[Lines of data]

* START *

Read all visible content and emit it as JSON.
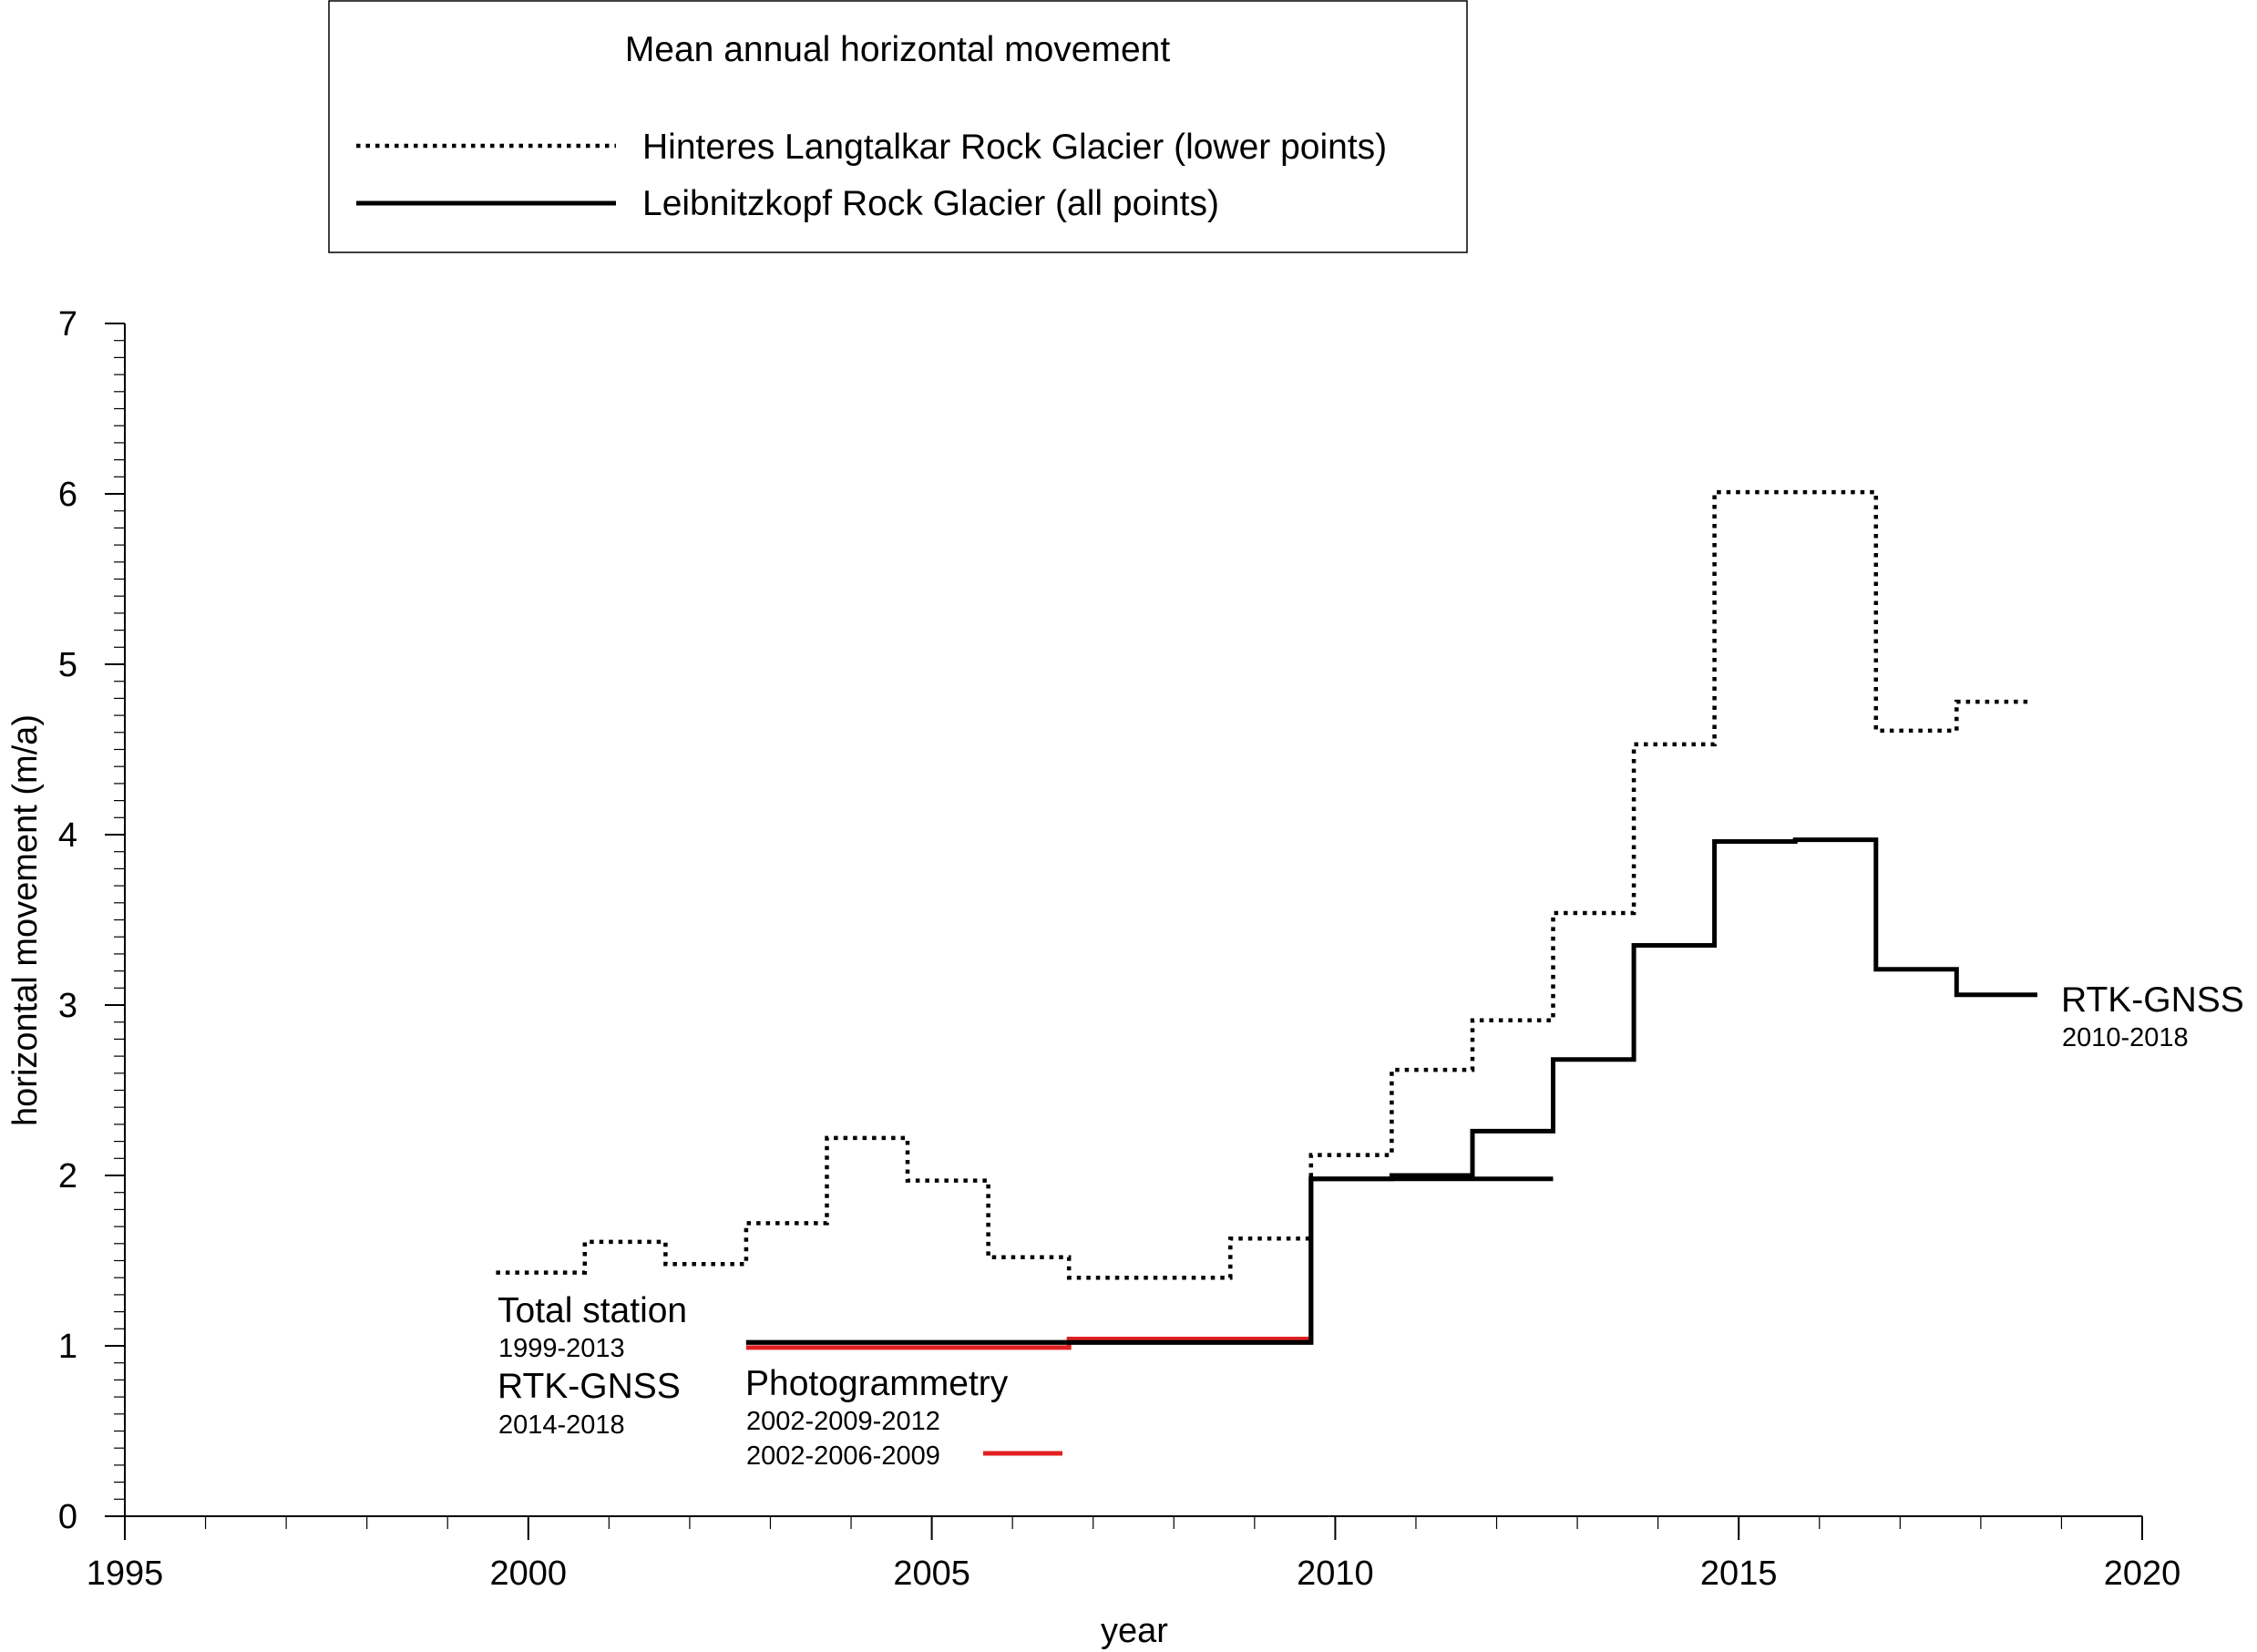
{
  "chart_data": {
    "type": "line",
    "title": "Mean annual horizontal movement",
    "xlabel": "year",
    "ylabel": "horizontal movement (m/a)",
    "xlim": [
      1995,
      2020
    ],
    "ylim": [
      0,
      7
    ],
    "x_ticks": [
      "1995",
      "2000",
      "2005",
      "2010",
      "2015",
      "2020"
    ],
    "y_ticks": [
      "0",
      "1",
      "2",
      "3",
      "4",
      "5",
      "6",
      "7"
    ],
    "grid": false,
    "legend_position": "top",
    "legend": [
      {
        "label": "Hinteres Langtalkar Rock Glacier (lower points)",
        "style": "dotted",
        "color": "#000000"
      },
      {
        "label": "Leibnitzkopf Rock Glacier (all points)",
        "style": "solid",
        "color": "#000000"
      }
    ],
    "series": [
      {
        "name": "Hinteres Langtalkar Rock Glacier (lower points)",
        "style": "dotted",
        "color": "#000000",
        "steps": [
          [
            1999.6,
            2000.7,
            1.43
          ],
          [
            2000.7,
            2001.7,
            1.61
          ],
          [
            2001.7,
            2002.7,
            1.48
          ],
          [
            2002.7,
            2003.7,
            1.72
          ],
          [
            2003.7,
            2004.7,
            2.22
          ],
          [
            2004.7,
            2005.7,
            1.97
          ],
          [
            2005.7,
            2006.7,
            1.52
          ],
          [
            2006.7,
            2008.7,
            1.4
          ],
          [
            2008.7,
            2009.7,
            1.63
          ],
          [
            2009.7,
            2010.7,
            2.12
          ],
          [
            2010.7,
            2011.7,
            2.62
          ],
          [
            2011.7,
            2012.7,
            2.91
          ],
          [
            2012.7,
            2013.7,
            3.54
          ],
          [
            2013.7,
            2014.7,
            4.53
          ],
          [
            2014.7,
            2016.7,
            6.01
          ],
          [
            2016.7,
            2017.7,
            4.61
          ],
          [
            2017.7,
            2018.6,
            4.78
          ]
        ]
      },
      {
        "name": "Leibnitzkopf Rock Glacier (all points)",
        "style": "solid",
        "color": "#000000",
        "steps": [
          [
            2002.7,
            2009.7,
            1.02
          ],
          [
            2009.7,
            2010.7,
            1.98
          ],
          [
            2010.7,
            2011.7,
            2.0
          ],
          [
            2011.7,
            2012.7,
            2.26
          ],
          [
            2012.7,
            2013.7,
            2.68
          ],
          [
            2013.7,
            2014.7,
            3.35
          ],
          [
            2014.7,
            2015.7,
            3.96
          ],
          [
            2015.7,
            2016.7,
            3.97
          ],
          [
            2016.7,
            2017.7,
            3.21
          ],
          [
            2017.7,
            2018.7,
            3.06
          ]
        ]
      },
      {
        "name": "Photogrammetry 2002-2009-2012",
        "style": "solid",
        "color": "#000000",
        "steps": [
          [
            2002.7,
            2009.7,
            1.02
          ],
          [
            2009.7,
            2012.7,
            1.98
          ]
        ]
      },
      {
        "name": "Photogrammetry 2002-2006-2009",
        "style": "solid",
        "color": "#e02020",
        "steps": [
          [
            2002.7,
            2006.7,
            0.99
          ],
          [
            2006.7,
            2009.7,
            1.04
          ]
        ]
      }
    ],
    "annotations": {
      "total_station": {
        "label": "Total station",
        "years": "1999-2013"
      },
      "rtk_left": {
        "label": "RTK-GNSS",
        "years": "2014-2018"
      },
      "photogrammetry": {
        "label": "Photogrammetry",
        "years_a": "2002-2009-2012",
        "years_b": "2002-2006-2009"
      },
      "rtk_right": {
        "label": "RTK-GNSS",
        "years": "2010-2018"
      }
    }
  }
}
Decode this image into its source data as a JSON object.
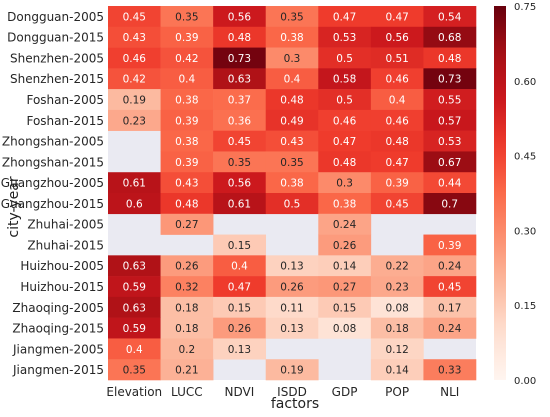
{
  "chart_data": {
    "type": "heatmap",
    "xlabel": "factors",
    "ylabel": "city-year",
    "x": [
      "Elevation",
      "LUCC",
      "NDVI",
      "ISDD",
      "GDP",
      "POP",
      "NLI"
    ],
    "y": [
      "Dongguan-2005",
      "Dongguan-2015",
      "Shenzhen-2005",
      "Shenzhen-2015",
      "Foshan-2005",
      "Foshan-2015",
      "Zhongshan-2005",
      "Zhongshan-2015",
      "Guangzhou-2005",
      "Guangzhou-2015",
      "Zhuhai-2005",
      "Zhuhai-2015",
      "Huizhou-2005",
      "Huizhou-2015",
      "Zhaoqing-2005",
      "Zhaoqing-2015",
      "Jiangmen-2005",
      "Jiangmen-2015"
    ],
    "values": [
      [
        0.45,
        0.35,
        0.56,
        0.35,
        0.47,
        0.47,
        0.54
      ],
      [
        0.43,
        0.39,
        0.48,
        0.38,
        0.53,
        0.56,
        0.68
      ],
      [
        0.46,
        0.42,
        0.73,
        0.3,
        0.5,
        0.51,
        0.48
      ],
      [
        0.42,
        0.4,
        0.63,
        0.4,
        0.58,
        0.46,
        0.73
      ],
      [
        0.19,
        0.38,
        0.37,
        0.48,
        0.5,
        0.4,
        0.55
      ],
      [
        0.23,
        0.39,
        0.36,
        0.49,
        0.46,
        0.46,
        0.57
      ],
      [
        null,
        0.38,
        0.45,
        0.43,
        0.47,
        0.48,
        0.53
      ],
      [
        null,
        0.39,
        0.35,
        0.35,
        0.48,
        0.47,
        0.67
      ],
      [
        0.61,
        0.43,
        0.56,
        0.38,
        0.3,
        0.39,
        0.44
      ],
      [
        0.6,
        0.48,
        0.61,
        0.5,
        0.38,
        0.45,
        0.7
      ],
      [
        null,
        0.27,
        null,
        null,
        0.24,
        null,
        null
      ],
      [
        null,
        null,
        0.15,
        null,
        0.26,
        null,
        0.39
      ],
      [
        0.63,
        0.26,
        0.4,
        0.13,
        0.14,
        0.22,
        0.24
      ],
      [
        0.59,
        0.32,
        0.47,
        0.26,
        0.27,
        0.23,
        0.45
      ],
      [
        0.63,
        0.18,
        0.15,
        0.11,
        0.15,
        0.08,
        0.17
      ],
      [
        0.59,
        0.18,
        0.26,
        0.13,
        0.08,
        0.18,
        0.24
      ],
      [
        0.4,
        0.2,
        0.13,
        null,
        null,
        0.12,
        null
      ],
      [
        0.35,
        0.21,
        null,
        0.19,
        null,
        0.14,
        0.33
      ]
    ],
    "value_labels": [
      [
        "0.45",
        "0.35",
        "0.56",
        "0.35",
        "0.47",
        "0.47",
        "0.54"
      ],
      [
        "0.43",
        "0.39",
        "0.48",
        "0.38",
        "0.53",
        "0.56",
        "0.68"
      ],
      [
        "0.46",
        "0.42",
        "0.73",
        "0.3",
        "0.5",
        "0.51",
        "0.48"
      ],
      [
        "0.42",
        "0.4",
        "0.63",
        "0.4",
        "0.58",
        "0.46",
        "0.73"
      ],
      [
        "0.19",
        "0.38",
        "0.37",
        "0.48",
        "0.5",
        "0.4",
        "0.55"
      ],
      [
        "0.23",
        "0.39",
        "0.36",
        "0.49",
        "0.46",
        "0.46",
        "0.57"
      ],
      [
        "",
        "0.38",
        "0.45",
        "0.43",
        "0.47",
        "0.48",
        "0.53"
      ],
      [
        "",
        "0.39",
        "0.35",
        "0.35",
        "0.48",
        "0.47",
        "0.67"
      ],
      [
        "0.61",
        "0.43",
        "0.56",
        "0.38",
        "0.3",
        "0.39",
        "0.44"
      ],
      [
        "0.6",
        "0.48",
        "0.61",
        "0.5",
        "0.38",
        "0.45",
        "0.7"
      ],
      [
        "",
        "0.27",
        "",
        "",
        "0.24",
        "",
        ""
      ],
      [
        "",
        "",
        "0.15",
        "",
        "0.26",
        "",
        "0.39"
      ],
      [
        "0.63",
        "0.26",
        "0.4",
        "0.13",
        "0.14",
        "0.22",
        "0.24"
      ],
      [
        "0.59",
        "0.32",
        "0.47",
        "0.26",
        "0.27",
        "0.23",
        "0.45"
      ],
      [
        "0.63",
        "0.18",
        "0.15",
        "0.11",
        "0.15",
        "0.08",
        "0.17"
      ],
      [
        "0.59",
        "0.18",
        "0.26",
        "0.13",
        "0.08",
        "0.18",
        "0.24"
      ],
      [
        "0.4",
        "0.2",
        "0.13",
        "",
        "",
        "0.12",
        ""
      ],
      [
        "0.35",
        "0.21",
        "",
        "0.19",
        "",
        "0.14",
        "0.33"
      ]
    ],
    "colorscale": "Reds",
    "missing_color": "#eaeaf2",
    "vmin": 0.0,
    "vmax": 0.75,
    "colorbar_ticks": [
      "0.00",
      "0.15",
      "0.30",
      "0.45",
      "0.60",
      "0.75"
    ],
    "legend_position": "right",
    "grid": false
  }
}
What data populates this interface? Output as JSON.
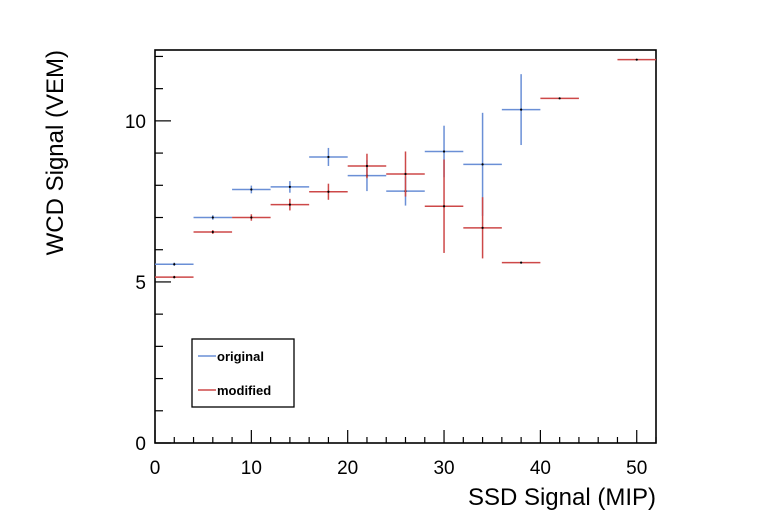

* END *

*EXERCISE DETAILS*: Pick out all the lines with the word "JSON" in them and copy them.

*WRITTEN RESPONSE*:
Read all visible content and emit it as JSON.
Decode this image into its source data as a JSON object.
What data populates this interface? Output as JSON.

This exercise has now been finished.